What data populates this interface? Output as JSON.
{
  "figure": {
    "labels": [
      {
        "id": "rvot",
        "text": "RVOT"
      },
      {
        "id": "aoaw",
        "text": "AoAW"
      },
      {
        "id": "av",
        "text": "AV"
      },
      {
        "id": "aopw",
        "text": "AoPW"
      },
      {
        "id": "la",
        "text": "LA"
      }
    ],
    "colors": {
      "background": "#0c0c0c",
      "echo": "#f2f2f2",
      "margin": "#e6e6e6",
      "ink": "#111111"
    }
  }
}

━━━━━━━━━━━━━━━━━━━━━━━━━━━━━━

• Task: Scan the listing above. Collect all lines with the word "text".

• Solved problem:
        "text": "RVOT"
        "text": "AoAW"
        "text": "AV"
        "text": "AoPW"
        "text": "LA"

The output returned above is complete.